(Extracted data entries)
· · ·

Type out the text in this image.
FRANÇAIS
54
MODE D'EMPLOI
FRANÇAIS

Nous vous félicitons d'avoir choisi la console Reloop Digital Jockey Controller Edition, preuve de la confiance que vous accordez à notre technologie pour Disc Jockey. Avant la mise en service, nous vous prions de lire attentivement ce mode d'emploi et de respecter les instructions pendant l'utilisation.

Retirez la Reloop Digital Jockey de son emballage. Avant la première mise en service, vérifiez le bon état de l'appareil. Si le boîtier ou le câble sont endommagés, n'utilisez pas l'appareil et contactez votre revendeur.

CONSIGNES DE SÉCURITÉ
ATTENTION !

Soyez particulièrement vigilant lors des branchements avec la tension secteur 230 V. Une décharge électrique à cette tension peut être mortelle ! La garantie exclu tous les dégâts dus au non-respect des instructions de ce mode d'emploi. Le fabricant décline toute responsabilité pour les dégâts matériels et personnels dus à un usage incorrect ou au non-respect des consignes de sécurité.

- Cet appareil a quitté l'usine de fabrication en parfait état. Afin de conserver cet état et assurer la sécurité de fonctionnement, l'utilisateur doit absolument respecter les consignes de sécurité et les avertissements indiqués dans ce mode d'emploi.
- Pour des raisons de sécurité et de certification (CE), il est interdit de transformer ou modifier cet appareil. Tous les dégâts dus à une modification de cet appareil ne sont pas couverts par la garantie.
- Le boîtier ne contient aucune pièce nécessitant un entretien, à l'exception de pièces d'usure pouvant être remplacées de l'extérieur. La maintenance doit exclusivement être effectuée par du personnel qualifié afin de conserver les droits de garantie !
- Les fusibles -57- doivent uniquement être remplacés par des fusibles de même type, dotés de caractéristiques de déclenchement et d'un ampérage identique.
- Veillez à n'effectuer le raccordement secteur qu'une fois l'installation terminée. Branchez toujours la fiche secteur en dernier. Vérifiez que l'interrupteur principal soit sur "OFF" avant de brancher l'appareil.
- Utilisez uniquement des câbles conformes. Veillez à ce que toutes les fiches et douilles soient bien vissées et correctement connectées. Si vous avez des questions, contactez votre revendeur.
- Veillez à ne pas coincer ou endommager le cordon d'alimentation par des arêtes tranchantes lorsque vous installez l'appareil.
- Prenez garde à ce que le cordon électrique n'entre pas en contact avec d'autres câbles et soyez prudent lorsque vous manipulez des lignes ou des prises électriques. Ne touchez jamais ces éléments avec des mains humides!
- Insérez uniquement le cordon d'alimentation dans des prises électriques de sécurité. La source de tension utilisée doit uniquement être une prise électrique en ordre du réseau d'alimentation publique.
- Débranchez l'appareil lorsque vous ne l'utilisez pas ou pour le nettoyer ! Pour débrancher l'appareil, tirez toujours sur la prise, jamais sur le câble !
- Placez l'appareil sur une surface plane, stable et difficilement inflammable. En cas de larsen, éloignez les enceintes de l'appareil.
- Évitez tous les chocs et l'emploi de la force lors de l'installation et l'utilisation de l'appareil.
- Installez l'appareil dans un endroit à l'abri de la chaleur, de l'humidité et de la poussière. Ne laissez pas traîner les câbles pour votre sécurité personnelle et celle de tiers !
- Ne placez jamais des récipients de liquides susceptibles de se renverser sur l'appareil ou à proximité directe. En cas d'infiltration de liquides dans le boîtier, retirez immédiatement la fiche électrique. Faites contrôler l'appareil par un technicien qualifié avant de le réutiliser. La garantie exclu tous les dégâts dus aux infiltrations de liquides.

· · ·

- Aim of the task -
Going through the entries above, tally each line that has the word "instructions". Answer with the number only.

- Answer below -
2